>>>>>

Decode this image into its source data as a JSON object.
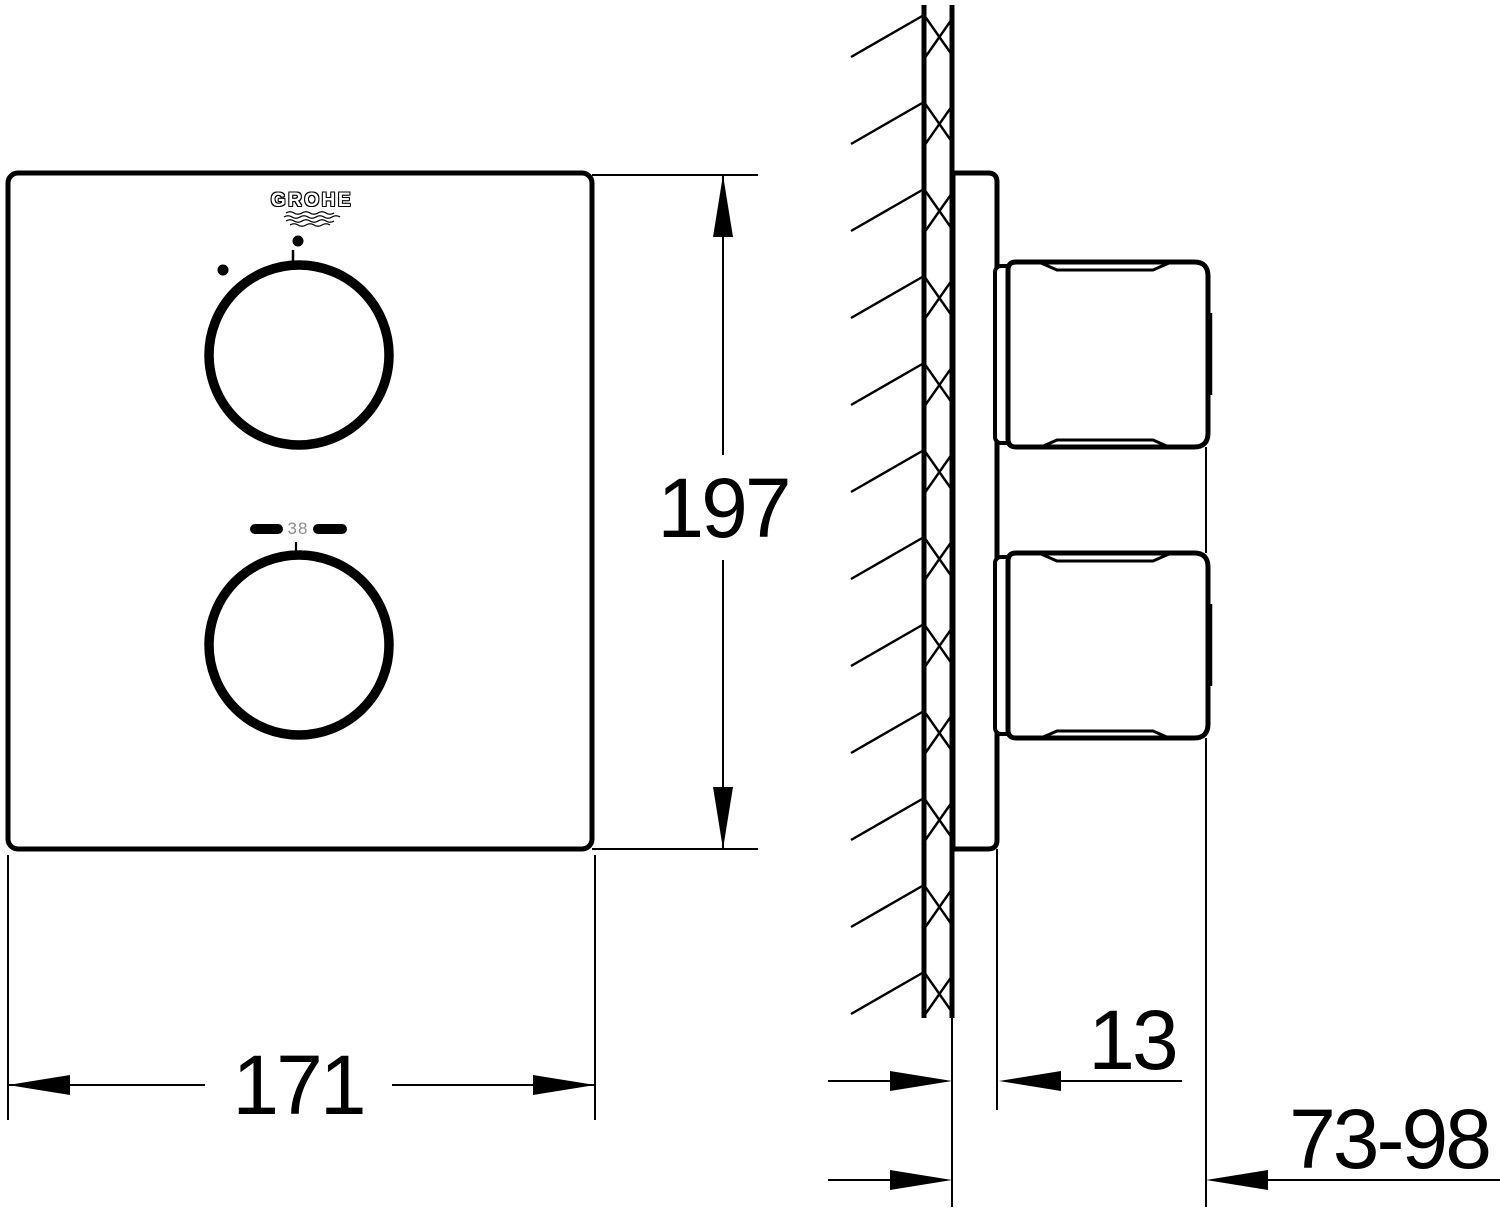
{
  "front_view": {
    "logo": "GROHE",
    "temperature_marking": "38"
  },
  "dimensions": {
    "height": "197",
    "width": "171",
    "wall_plate_depth": "13",
    "installation_depth_range": "73-98"
  }
}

<<<<<

### Exercise task:
Each entry gets copied exactly; the pictures stay out.

### Exercise solution:
Decode this image into its source data as a JSON object.
{
  "front_view": {
    "logo": "GROHE",
    "temperature_marking": "38"
  },
  "dimensions": {
    "height": "197",
    "width": "171",
    "wall_plate_depth": "13",
    "installation_depth_range": "73-98"
  }
}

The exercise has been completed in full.